Exercise instructions:
Search the records for the word "this" and pick out every line that has it.
+ + + + +
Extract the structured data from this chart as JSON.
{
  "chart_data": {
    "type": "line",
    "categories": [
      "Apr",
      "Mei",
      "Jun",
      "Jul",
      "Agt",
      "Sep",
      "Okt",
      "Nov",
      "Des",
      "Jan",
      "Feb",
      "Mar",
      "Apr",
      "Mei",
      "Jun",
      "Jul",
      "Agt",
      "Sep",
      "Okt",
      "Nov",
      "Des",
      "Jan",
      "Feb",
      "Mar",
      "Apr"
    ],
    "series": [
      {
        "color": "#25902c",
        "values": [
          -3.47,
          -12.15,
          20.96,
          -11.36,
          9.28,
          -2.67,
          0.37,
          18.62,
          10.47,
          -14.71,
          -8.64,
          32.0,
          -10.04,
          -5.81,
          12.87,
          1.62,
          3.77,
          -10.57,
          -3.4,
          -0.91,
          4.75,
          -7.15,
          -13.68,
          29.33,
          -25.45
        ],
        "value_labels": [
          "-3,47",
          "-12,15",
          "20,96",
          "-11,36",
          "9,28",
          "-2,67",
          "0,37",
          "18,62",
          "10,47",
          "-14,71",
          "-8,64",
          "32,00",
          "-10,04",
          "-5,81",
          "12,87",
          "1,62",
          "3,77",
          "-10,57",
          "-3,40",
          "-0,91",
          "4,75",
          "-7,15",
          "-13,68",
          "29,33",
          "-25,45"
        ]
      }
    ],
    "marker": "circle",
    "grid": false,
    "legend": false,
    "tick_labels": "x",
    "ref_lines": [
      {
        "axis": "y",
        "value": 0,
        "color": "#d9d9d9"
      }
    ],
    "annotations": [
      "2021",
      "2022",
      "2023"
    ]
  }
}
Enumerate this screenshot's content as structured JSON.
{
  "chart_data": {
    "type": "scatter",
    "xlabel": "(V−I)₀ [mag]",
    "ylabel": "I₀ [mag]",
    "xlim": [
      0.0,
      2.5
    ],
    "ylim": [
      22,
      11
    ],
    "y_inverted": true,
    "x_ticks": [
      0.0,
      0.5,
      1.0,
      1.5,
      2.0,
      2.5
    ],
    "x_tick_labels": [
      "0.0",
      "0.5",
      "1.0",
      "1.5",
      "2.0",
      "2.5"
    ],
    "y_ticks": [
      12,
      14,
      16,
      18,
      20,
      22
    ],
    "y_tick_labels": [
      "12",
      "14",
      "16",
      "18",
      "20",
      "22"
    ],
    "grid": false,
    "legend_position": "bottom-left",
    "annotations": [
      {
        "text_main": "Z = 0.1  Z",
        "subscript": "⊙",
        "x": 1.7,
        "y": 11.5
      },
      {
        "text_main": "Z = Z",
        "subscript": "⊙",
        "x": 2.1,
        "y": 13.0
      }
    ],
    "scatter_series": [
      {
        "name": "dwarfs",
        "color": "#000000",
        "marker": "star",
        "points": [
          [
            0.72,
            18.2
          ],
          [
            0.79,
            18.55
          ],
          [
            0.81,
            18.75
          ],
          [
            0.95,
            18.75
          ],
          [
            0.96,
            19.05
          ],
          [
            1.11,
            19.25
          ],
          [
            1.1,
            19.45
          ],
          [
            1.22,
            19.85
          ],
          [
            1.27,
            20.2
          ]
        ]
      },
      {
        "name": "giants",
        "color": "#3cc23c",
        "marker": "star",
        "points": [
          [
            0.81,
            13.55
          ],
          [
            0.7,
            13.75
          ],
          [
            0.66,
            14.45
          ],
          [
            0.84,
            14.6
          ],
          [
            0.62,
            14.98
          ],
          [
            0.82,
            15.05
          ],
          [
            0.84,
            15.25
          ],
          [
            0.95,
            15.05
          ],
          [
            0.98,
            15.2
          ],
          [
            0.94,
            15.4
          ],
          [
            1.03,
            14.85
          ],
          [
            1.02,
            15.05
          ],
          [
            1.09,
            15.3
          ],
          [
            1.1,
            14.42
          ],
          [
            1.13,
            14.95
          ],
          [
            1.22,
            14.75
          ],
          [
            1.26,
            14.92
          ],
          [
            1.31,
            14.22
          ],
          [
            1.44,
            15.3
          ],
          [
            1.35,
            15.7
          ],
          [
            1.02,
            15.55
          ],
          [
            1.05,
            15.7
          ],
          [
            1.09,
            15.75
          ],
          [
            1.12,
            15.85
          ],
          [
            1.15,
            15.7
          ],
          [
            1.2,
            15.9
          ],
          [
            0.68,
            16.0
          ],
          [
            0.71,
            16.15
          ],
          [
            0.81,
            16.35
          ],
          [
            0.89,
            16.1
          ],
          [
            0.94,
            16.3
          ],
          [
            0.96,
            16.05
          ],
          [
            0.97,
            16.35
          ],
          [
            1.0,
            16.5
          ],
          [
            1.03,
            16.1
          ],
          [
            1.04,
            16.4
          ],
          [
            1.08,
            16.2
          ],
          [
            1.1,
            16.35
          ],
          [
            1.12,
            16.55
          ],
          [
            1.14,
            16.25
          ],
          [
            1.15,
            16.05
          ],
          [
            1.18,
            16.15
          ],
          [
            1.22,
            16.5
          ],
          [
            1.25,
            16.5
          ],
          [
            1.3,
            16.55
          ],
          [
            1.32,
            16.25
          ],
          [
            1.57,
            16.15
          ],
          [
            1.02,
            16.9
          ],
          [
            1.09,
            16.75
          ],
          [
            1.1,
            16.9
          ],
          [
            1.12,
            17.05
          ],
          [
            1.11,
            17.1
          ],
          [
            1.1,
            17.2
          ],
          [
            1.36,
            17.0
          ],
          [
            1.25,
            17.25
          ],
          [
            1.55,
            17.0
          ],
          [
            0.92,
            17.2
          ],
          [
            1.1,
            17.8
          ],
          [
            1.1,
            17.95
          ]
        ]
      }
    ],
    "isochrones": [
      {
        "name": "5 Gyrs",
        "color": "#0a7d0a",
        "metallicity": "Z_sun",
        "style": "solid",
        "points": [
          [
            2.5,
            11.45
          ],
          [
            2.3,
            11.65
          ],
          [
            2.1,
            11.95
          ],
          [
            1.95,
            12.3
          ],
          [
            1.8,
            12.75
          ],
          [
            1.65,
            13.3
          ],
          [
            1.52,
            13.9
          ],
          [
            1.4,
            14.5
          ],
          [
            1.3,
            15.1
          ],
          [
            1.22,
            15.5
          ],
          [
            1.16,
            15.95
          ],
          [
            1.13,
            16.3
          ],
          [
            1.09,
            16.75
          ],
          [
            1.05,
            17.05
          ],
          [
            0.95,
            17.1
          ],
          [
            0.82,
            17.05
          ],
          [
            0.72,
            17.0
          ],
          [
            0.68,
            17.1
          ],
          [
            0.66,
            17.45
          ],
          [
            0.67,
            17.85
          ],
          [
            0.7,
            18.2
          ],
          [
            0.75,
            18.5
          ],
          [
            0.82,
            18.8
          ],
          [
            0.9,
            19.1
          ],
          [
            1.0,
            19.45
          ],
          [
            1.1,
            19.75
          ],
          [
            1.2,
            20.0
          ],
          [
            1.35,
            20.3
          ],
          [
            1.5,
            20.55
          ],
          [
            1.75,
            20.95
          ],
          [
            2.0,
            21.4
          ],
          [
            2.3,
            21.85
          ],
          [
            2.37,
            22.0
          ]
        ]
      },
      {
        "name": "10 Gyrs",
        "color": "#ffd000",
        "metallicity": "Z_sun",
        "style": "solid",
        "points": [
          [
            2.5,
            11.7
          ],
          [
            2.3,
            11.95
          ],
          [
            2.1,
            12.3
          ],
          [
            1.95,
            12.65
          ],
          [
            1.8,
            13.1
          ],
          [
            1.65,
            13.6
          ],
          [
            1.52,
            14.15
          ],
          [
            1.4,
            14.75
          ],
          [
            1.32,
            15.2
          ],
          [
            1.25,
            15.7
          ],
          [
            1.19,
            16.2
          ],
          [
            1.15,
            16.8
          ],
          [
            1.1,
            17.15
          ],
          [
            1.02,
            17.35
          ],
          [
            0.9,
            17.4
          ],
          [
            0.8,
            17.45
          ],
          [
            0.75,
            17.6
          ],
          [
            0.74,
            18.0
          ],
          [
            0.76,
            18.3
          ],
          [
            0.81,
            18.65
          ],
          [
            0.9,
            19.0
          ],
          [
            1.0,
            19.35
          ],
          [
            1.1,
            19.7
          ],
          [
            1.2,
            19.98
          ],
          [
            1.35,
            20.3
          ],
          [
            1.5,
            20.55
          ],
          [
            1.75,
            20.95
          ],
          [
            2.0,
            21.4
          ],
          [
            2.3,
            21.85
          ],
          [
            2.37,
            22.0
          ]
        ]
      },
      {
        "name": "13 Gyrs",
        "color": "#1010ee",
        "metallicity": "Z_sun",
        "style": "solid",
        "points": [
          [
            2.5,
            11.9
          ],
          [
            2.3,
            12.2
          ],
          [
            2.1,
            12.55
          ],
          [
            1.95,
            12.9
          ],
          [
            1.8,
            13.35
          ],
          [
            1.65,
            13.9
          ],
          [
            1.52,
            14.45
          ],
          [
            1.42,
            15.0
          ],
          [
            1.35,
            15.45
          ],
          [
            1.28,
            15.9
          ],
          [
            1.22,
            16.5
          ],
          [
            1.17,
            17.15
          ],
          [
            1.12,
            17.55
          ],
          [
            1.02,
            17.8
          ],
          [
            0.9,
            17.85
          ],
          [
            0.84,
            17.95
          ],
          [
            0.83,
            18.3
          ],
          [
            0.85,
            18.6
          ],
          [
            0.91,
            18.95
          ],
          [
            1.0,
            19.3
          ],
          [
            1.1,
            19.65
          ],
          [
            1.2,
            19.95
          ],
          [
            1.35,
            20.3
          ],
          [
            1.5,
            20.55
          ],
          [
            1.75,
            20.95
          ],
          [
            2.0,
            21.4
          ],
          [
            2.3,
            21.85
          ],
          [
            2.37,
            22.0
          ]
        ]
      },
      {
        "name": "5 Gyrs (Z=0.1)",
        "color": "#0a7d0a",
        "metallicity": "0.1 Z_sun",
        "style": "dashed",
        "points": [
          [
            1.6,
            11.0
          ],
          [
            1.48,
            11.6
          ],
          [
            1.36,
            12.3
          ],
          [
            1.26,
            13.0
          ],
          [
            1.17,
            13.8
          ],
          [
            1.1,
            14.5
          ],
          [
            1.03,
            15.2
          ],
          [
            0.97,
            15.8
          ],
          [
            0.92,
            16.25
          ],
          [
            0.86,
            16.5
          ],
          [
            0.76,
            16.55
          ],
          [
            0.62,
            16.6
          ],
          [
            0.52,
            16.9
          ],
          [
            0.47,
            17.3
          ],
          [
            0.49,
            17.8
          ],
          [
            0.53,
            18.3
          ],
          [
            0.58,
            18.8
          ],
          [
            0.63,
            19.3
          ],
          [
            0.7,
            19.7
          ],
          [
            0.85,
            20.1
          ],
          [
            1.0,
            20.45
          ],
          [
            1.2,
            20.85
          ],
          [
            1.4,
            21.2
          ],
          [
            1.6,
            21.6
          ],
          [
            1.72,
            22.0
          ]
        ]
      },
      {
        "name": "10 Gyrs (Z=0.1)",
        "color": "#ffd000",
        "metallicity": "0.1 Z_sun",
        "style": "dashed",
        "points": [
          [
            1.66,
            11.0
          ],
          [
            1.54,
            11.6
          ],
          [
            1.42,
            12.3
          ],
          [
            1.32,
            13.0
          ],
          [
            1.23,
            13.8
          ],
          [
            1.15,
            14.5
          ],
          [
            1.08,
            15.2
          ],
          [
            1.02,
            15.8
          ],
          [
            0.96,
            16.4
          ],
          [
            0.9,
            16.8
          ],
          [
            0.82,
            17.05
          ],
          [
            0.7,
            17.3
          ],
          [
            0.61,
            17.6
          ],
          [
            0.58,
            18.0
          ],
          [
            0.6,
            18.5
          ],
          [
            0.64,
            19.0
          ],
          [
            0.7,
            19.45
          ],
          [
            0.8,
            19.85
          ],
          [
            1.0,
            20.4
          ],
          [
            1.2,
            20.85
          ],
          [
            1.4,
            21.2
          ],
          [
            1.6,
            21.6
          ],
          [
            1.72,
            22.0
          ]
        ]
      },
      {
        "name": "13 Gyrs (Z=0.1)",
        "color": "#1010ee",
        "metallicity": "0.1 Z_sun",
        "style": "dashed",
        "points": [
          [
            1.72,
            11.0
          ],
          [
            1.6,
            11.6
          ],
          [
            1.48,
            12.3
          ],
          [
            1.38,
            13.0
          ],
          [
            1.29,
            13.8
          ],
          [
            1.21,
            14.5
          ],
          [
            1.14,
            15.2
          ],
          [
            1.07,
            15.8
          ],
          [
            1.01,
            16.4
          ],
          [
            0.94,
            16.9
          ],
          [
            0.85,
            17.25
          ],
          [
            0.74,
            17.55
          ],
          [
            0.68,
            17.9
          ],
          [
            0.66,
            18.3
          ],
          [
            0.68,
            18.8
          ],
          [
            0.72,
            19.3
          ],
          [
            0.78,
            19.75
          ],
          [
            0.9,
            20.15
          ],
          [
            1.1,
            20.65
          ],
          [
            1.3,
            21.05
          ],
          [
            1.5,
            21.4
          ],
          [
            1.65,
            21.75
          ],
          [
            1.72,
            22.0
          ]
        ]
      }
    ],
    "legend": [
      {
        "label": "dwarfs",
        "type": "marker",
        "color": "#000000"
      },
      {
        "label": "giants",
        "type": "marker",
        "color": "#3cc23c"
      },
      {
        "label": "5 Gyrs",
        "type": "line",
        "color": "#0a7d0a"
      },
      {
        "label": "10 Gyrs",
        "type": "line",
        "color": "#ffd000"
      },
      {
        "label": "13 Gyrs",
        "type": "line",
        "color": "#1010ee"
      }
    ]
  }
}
+ + + + +
Worked solution:
Extract the structured data from this chart as JSON.
Enumerate this screenshot's content as structured JSON.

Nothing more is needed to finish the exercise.